----- Original Message ----
> From: FrancescAlted <fal...@pytables.org>
> To: Discussion list for PyTables <pytables-users@lists.sourceforge.net>
> Sent: Thu, March 24, 2011 1:24:55 AM
> Subject: Re: [Pytables-users] Problem writing strings to a CArray. Could this
>be a bug?
>
> A Wednesday 23 March 2011 19:53:43 Adriano Vilela Barbosa escrigué:
> > >From: FrancescAlted <fal...@pytables.org>
> > >To: Discussion list for PyTables
> > ><pytables-users@lists.sourceforge.net> Sent: Wed, March 23, 2011
> > >10:57:06 AM
> > >Subject: Re: [Pytables-users] Problem writing strings to a CArray.
> > >Could this be
> > >
> > >a bug?
> > >
> > >
> > >2011/3/23 Adriano Vilela Barbosa <adriano.vil...@yahoo.com>
> > >
> > >This is not a bug, but rather a feature of NumPy. Look at this:
> > >>>>> import numpy as np
> > >>>>> a = np.array(['aa\x00\x00'])

◆ Problems ◆
(A) Rewrite the listing from its first line through the line containing "panel-title-cld-phase: Cld Phase" as a JSON list of strings, one string per line, leaving out blank lines.
(B) Extend the PyTables mailing-list thread from the point at which it stops.

◆ Annotated element listing ◆
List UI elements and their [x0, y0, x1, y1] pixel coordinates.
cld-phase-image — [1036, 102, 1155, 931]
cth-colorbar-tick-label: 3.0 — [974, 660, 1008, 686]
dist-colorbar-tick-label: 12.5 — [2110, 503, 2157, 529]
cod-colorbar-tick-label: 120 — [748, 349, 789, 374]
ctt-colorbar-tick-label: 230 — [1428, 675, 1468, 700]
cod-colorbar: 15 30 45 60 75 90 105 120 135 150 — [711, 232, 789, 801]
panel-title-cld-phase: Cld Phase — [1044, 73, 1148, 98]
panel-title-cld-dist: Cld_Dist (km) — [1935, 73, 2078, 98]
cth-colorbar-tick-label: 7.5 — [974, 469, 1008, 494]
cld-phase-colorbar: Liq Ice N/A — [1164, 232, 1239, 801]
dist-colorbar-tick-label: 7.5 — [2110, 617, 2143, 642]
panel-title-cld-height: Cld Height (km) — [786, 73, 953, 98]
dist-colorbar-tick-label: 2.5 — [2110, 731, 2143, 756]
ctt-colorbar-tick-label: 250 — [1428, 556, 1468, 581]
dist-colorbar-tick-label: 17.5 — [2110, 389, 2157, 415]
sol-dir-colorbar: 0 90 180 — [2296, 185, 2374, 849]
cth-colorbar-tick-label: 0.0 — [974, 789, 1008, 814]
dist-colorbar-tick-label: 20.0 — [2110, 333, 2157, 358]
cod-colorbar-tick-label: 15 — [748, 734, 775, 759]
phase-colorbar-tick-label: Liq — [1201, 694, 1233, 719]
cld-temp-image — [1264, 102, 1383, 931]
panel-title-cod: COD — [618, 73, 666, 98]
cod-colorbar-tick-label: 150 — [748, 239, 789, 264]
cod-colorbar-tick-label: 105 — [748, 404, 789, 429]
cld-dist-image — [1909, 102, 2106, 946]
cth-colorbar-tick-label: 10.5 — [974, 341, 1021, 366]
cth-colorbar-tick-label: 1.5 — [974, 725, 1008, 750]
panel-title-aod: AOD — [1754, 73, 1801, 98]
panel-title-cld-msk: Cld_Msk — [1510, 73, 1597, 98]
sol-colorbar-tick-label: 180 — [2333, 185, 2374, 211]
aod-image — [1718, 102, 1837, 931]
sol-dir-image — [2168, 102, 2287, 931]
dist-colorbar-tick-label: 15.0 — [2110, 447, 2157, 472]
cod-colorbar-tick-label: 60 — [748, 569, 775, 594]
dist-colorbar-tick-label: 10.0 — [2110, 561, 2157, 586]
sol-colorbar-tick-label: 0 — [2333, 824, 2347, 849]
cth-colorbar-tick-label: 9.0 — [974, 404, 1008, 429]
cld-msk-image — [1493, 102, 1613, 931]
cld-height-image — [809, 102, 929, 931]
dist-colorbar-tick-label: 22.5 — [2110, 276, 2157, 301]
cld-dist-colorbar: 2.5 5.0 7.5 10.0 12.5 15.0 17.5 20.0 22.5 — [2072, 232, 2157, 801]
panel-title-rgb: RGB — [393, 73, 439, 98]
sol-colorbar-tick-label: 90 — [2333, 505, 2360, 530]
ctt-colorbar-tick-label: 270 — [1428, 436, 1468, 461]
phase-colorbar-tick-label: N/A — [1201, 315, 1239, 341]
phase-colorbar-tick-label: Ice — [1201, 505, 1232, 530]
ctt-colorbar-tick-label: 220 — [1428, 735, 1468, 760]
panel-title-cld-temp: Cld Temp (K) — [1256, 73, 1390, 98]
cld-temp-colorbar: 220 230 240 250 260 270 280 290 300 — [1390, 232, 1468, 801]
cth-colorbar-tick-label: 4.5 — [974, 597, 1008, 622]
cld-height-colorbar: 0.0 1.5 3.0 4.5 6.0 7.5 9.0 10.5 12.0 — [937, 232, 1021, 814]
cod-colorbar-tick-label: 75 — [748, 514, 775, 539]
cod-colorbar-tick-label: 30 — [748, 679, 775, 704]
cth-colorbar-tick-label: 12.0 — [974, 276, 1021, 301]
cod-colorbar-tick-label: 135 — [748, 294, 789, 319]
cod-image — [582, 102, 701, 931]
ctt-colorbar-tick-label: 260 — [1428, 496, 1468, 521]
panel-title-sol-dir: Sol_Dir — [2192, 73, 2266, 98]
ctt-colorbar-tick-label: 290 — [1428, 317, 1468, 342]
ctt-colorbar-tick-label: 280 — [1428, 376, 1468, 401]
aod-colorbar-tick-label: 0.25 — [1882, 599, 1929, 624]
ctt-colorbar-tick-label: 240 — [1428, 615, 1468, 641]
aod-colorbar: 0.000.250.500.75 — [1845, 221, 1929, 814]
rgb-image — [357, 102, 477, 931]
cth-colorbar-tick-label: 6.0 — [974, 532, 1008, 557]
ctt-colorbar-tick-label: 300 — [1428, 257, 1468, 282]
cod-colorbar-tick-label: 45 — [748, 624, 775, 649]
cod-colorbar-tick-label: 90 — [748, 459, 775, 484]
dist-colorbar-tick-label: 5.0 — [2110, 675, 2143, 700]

◆ Responses ◆
(A)
[
  "List UI elements and their [x0, y0, x1, y1] pixel coordinates.",
  "cld-phase-image — [1036, 102, 1155, 931]",
  "cth-colorbar-tick-label: 3.0 — [974, 660, 1008, 686]",
  "dist-colorbar-tick-label: 12.5 — [2110, 503, 2157, 529]",
  "cod-colorbar-tick-label: 120 — [748, 349, 789, 374]",
  "ctt-colorbar-tick-label: 230 — [1428, 675, 1468, 700]",
  "cod-colorbar: 15 30 45 60 75 90 105 120 135 150 — [711, 232, 789, 801]",
  "panel-title-cld-phase: Cld Phase — [1044, 73, 1148, 98]"
]

(B)
> > >>>>> a[0]
> > >>
> > >>'aa' # hey! were have my trailing 0's gone?
> > >>
> > >>>>> a.data[:]
> > >>
> > >>'aa\x00\x00' # yeah, they still are in the data area of the array
> > >>
> > >>I'd recommend you using the byte ('i1') type for achieving what you
> want:
> > >>>>> a.view('i1')
> > >>
> > >>array([97, 97, 0, 0], dtype=int8)
> > >>
> > >>Thank you very much for your explanation, but I still don't get it.
> > >>
> > >>Let's forget numpy for a moment and just say I want to store the
> > >>string 'aa\x00\x00' in a CArray. Each element of the CArray is a 4
> > >>element string.
> > >>
> > >>First, I create the CArray:
> > >>>>> import tables
> > >>>>> fid = tables.openFile("carray_test.hdf","w")
> > >>>>>
> > >>>>> fid.createGroup("/", 'table', 'Binary table')
> > >>>>> array_atom = tables.StringAtom(itemsize=4)
> > >>>>> array_shape = (1,)
> > >>>>>
> > >>>>> fid.createCArray(fid.root.table,'bin_table',array_atom,array_sh
> > >>>>> ape)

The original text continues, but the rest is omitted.